Task requirements: Will you write out the data exactly, excluding every picture?

------------------------------

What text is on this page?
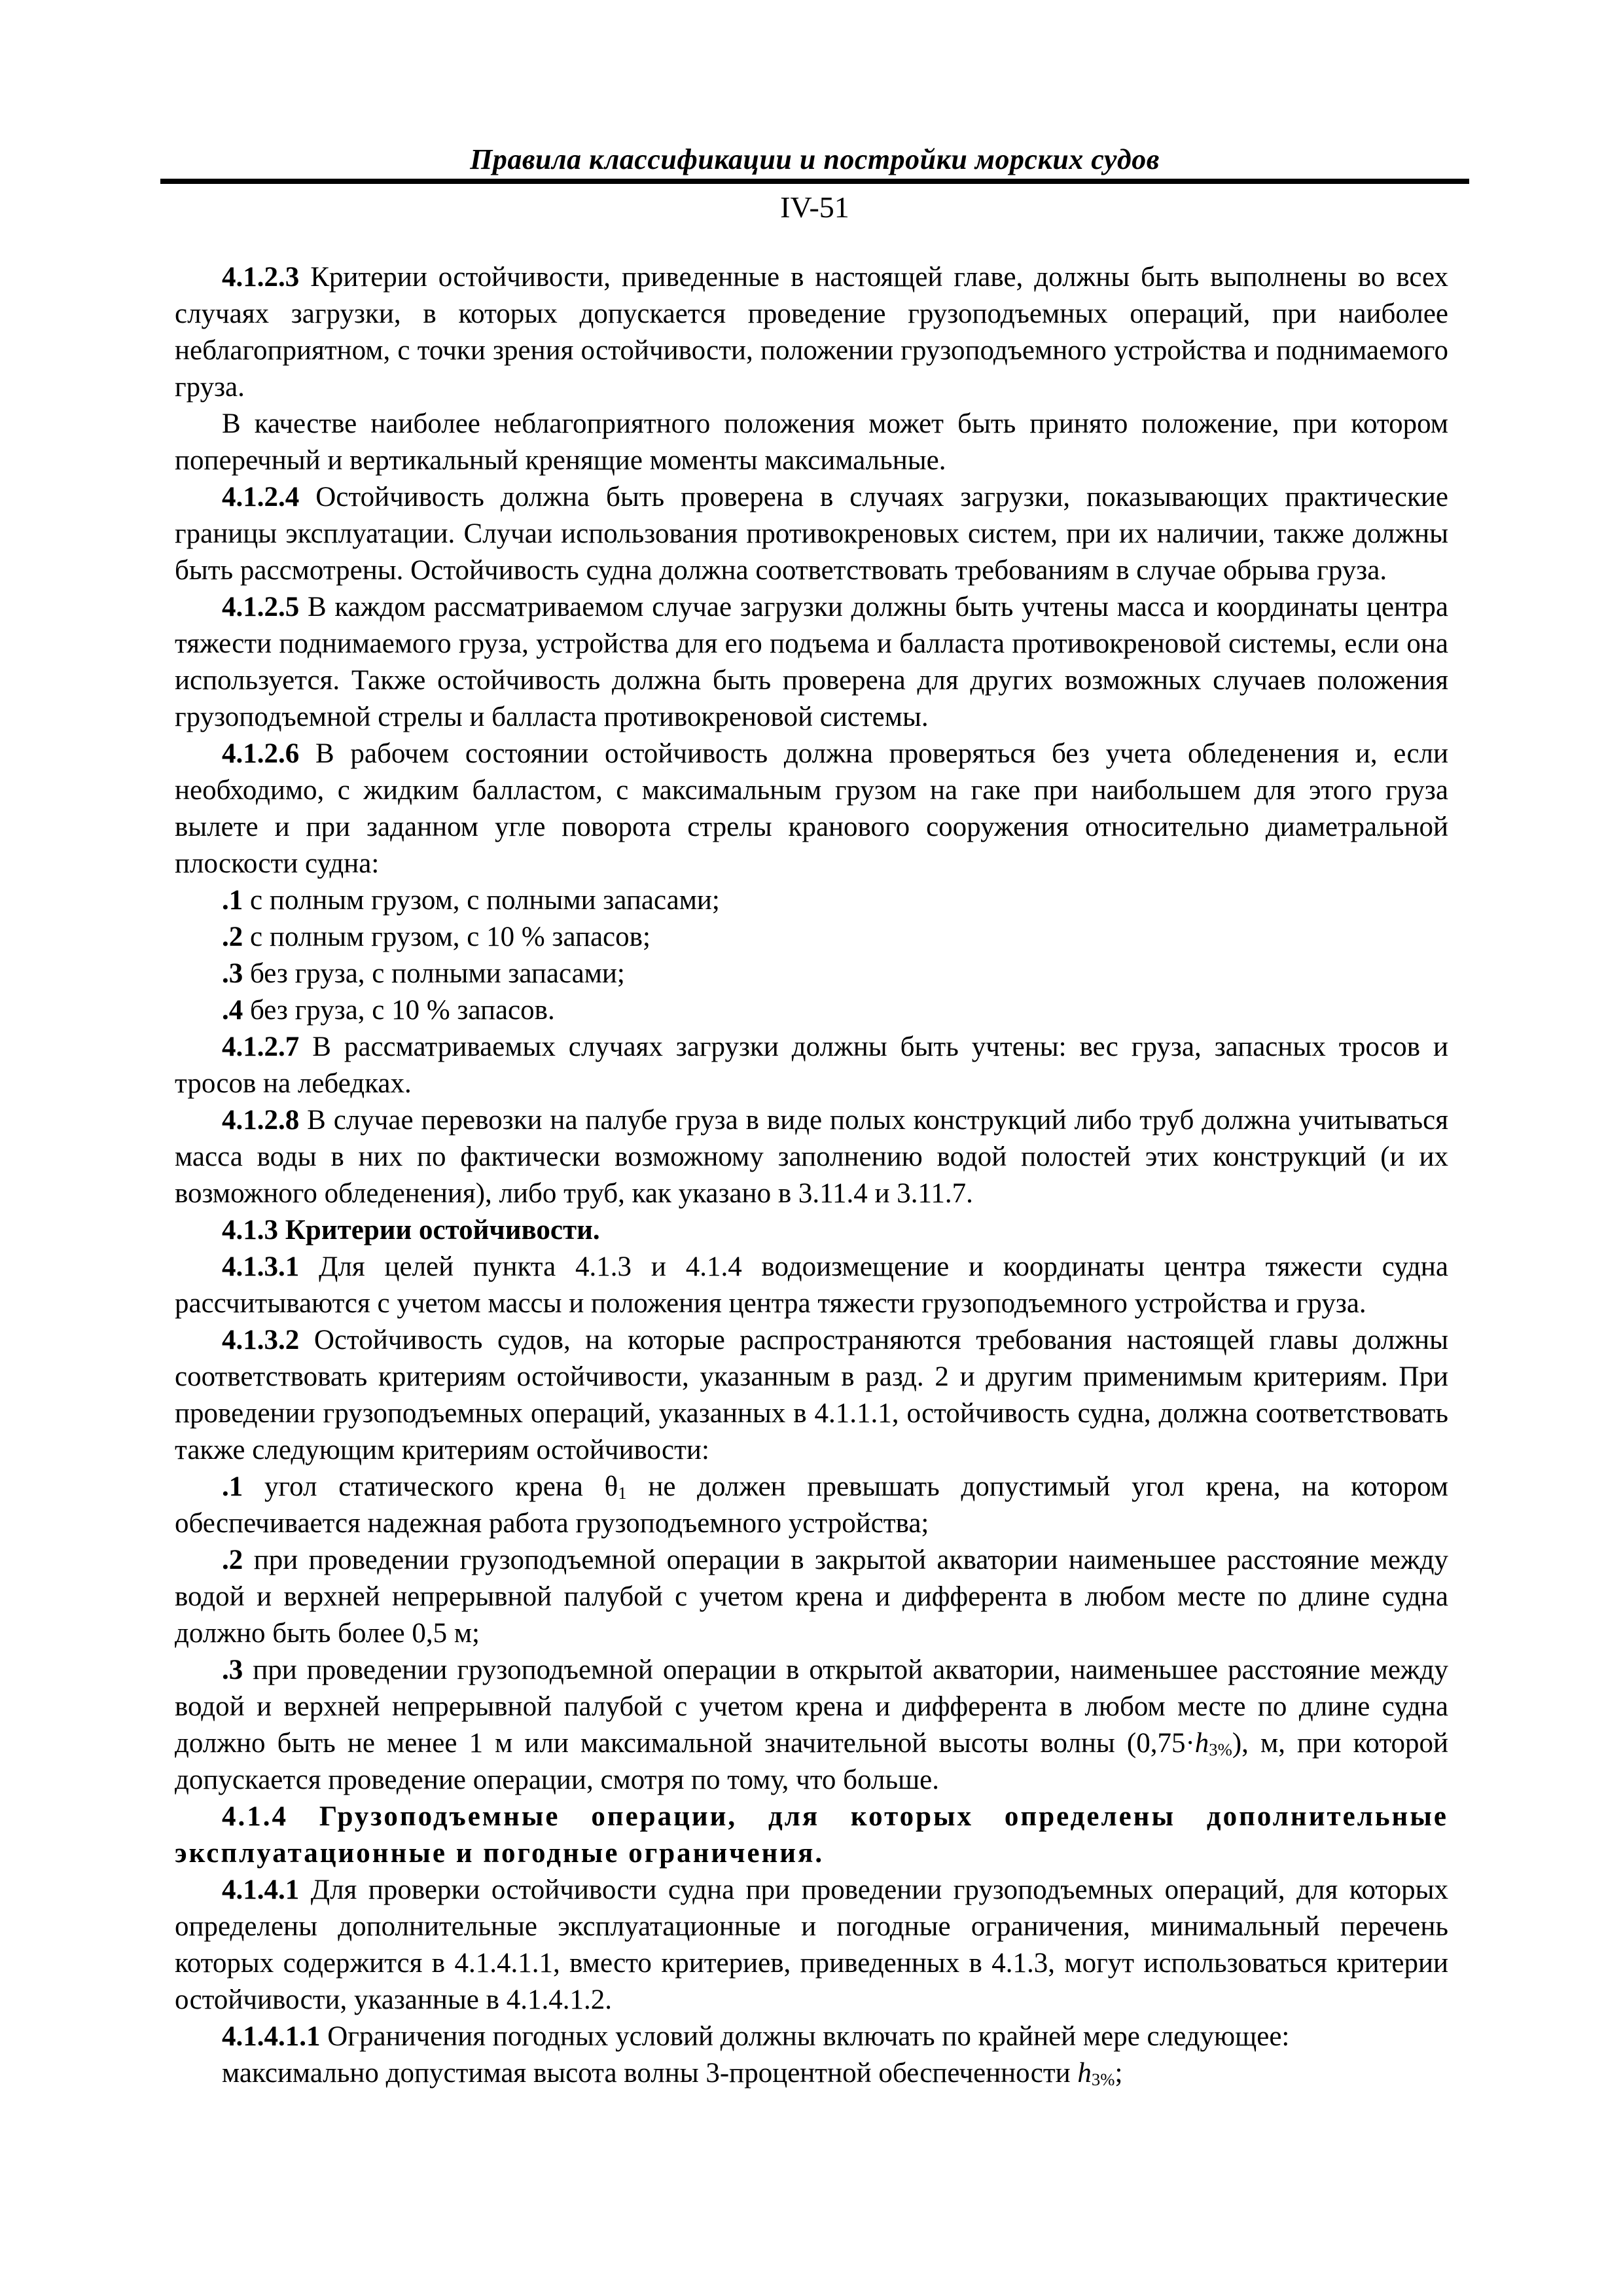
Правила классификации и постройки морских судов
IV-51

4.1.2.3 Критерии остойчивости, приведенные в настоящей главе, должны быть выполнены во всех случаях загрузки, в которых допускается проведение грузоподъемных операций, при наиболее неблагоприятном, с точки зрения остойчивости, положении грузоподъемного устройства и поднимаемого груза.

В качестве наиболее неблагоприятного положения может быть принято положение, при котором поперечный и вертикальный кренящие моменты максимальные.

4.1.2.4 Остойчивость должна быть проверена в случаях загрузки, показывающих практические границы эксплуатации. Случаи использования противокреновых систем, при их наличии, также должны быть рассмотрены. Остойчивость судна должна соответствовать требованиям в случае обрыва груза.

4.1.2.5 В каждом рассматриваемом случае загрузки должны быть учтены масса и координаты центра тяжести поднимаемого груза, устройства для его подъема и балласта противокреновой системы, если она используется. Также остойчивость должна быть проверена для других возможных случаев положения грузоподъемной стрелы и балласта противокреновой системы.

4.1.2.6 В рабочем состоянии остойчивость должна проверяться без учета обледенения и, если необходимо, с жидким балластом, с максимальным грузом на гаке при наибольшем для этого груза вылете и при заданном угле поворота стрелы кранового сооружения относительно диаметральной плоскости судна:

.1 с полным грузом, с полными запасами;

.2 с полным грузом, с 10 % запасов;

.3 без груза, с полными запасами;

.4 без груза, с 10 % запасов.

4.1.2.7 В рассматриваемых случаях загрузки должны быть учтены: вес груза, запасных тросов и тросов на лебедках.

4.1.2.8 В случае перевозки на палубе груза в виде полых конструкций либо труб должна учитываться масса воды в них по фактически возможному заполнению водой полостей этих конструкций (и их возможного обледенения), либо труб, как указано в 3.11.4 и 3.11.7.

4.1.3 Критерии остойчивости.

4.1.3.1 Для целей пункта 4.1.3 и 4.1.4 водоизмещение и координаты центра тяжести судна рассчитываются с учетом массы и положения центра тяжести грузоподъемного устройства и груза.

4.1.3.2 Остойчивость судов, на которые распространяются требования настоящей главы должны соответствовать критериям остойчивости, указанным в разд. 2 и другим применимым критериям. При проведении грузоподъемных операций, указанных в 4.1.1.1, остойчивость судна, должна соответствовать также следующим критериям остойчивости:

.1 угол статического крена θ1 не должен превышать допустимый угол крена, на котором обеспечивается надежная работа грузоподъемного устройства;

.2 при проведении грузоподъемной операции в закрытой акватории наименьшее расстояние между водой и верхней непрерывной палубой с учетом крена и дифферента в любом месте по длине судна должно быть более 0,5 м;

.3 при проведении грузоподъемной операции в открытой акватории, наименьшее расстояние между водой и верхней непрерывной палубой с учетом крена и дифферента в любом месте по длине судна должно быть не менее 1 м или максимальной значительной высоты волны (0,75·h3%), м, при которой допускается проведение операции, смотря по тому, что больше.

4.1.4 Грузоподъемные операции, для которых определены дополнительные эксплуатационные и погодные ограничения.

4.1.4.1 Для проверки остойчивости судна при проведении грузоподъемных операций, для которых определены дополнительные эксплуатационные и погодные ограничения, минимальный перечень которых содержится в 4.1.4.1.1, вместо критериев, приведенных в 4.1.3, могут использоваться критерии остойчивости, указанные в 4.1.4.1.2.

4.1.4.1.1 Ограничения погодных условий должны включать по крайней мере следующее:

максимально допустимая высота волны 3-процентной обеспеченности h3%;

------------------------------

Result:
What text is on this page?
Правила классификации и постройки морских судов
IV-51

4.1.2.3 Критерии остойчивости, приведенные в настоящей главе, должны быть выполнены во всех случаях загрузки, в которых допускается проведение грузоподъемных операций, при наиболее неблагоприятном, с точки зрения остойчивости, положении грузоподъемного устройства и поднимаемого груза.

В качестве наиболее неблагоприятного положения может быть принято положение, при котором поперечный и вертикальный кренящие моменты максимальные.

4.1.2.4 Остойчивость должна быть проверена в случаях загрузки, показывающих практические границы эксплуатации. Случаи использования противокреновых систем, при их наличии, также должны быть рассмотрены. Остойчивость судна должна соответствовать требованиям в случае обрыва груза.

4.1.2.5 В каждом рассматриваемом случае загрузки должны быть учтены масса и координаты центра тяжести поднимаемого груза, устройства для его подъема и балласта противокреновой системы, если она используется. Также остойчивость должна быть проверена для других возможных случаев положения грузоподъемной стрелы и балласта противокреновой системы.

4.1.2.6 В рабочем состоянии остойчивость должна проверяться без учета обледенения и, если необходимо, с жидким балластом, с максимальным грузом на гаке при наибольшем для этого груза вылете и при заданном угле поворота стрелы кранового сооружения относительно диаметральной плоскости судна:

.1 с полным грузом, с полными запасами;

.2 с полным грузом, с 10 % запасов;

.3 без груза, с полными запасами;

.4 без груза, с 10 % запасов.

4.1.2.7 В рассматриваемых случаях загрузки должны быть учтены: вес груза, запасных тросов и тросов на лебедках.

4.1.2.8 В случае перевозки на палубе груза в виде полых конструкций либо труб должна учитываться масса воды в них по фактически возможному заполнению водой полостей этих конструкций (и их возможного обледенения), либо труб, как указано в 3.11.4 и 3.11.7.

4.1.3 Критерии остойчивости.

4.1.3.1 Для целей пункта 4.1.3 и 4.1.4 водоизмещение и координаты центра тяжести судна рассчитываются с учетом массы и положения центра тяжести грузоподъемного устройства и груза.

4.1.3.2 Остойчивость судов, на которые распространяются требования настоящей главы должны соответствовать критериям остойчивости, указанным в разд. 2 и другим применимым критериям. При проведении грузоподъемных операций, указанных в 4.1.1.1, остойчивость судна, должна соответствовать также следующим критериям остойчивости:

.1 угол статического крена θ1 не должен превышать допустимый угол крена, на котором обеспечивается надежная работа грузоподъемного устройства;

.2 при проведении грузоподъемной операции в закрытой акватории наименьшее расстояние между водой и верхней непрерывной палубой с учетом крена и дифферента в любом месте по длине судна должно быть более 0,5 м;

.3 при проведении грузоподъемной операции в открытой акватории, наименьшее расстояние между водой и верхней непрерывной палубой с учетом крена и дифферента в любом месте по длине судна должно быть не менее 1 м или максимальной значительной высоты волны (0,75·h3%), м, при которой допускается проведение операции, смотря по тому, что больше.

4.1.4 Грузоподъемные операции, для которых определены дополнительные эксплуатационные и погодные ограничения.

4.1.4.1 Для проверки остойчивости судна при проведении грузоподъемных операций, для которых определены дополнительные эксплуатационные и погодные ограничения, минимальный перечень которых содержится в 4.1.4.1.1, вместо критериев, приведенных в 4.1.3, могут использоваться критерии остойчивости, указанные в 4.1.4.1.2.

4.1.4.1.1 Ограничения погодных условий должны включать по крайней мере следующее:

максимально допустимая высота волны 3-процентной обеспеченности h3%;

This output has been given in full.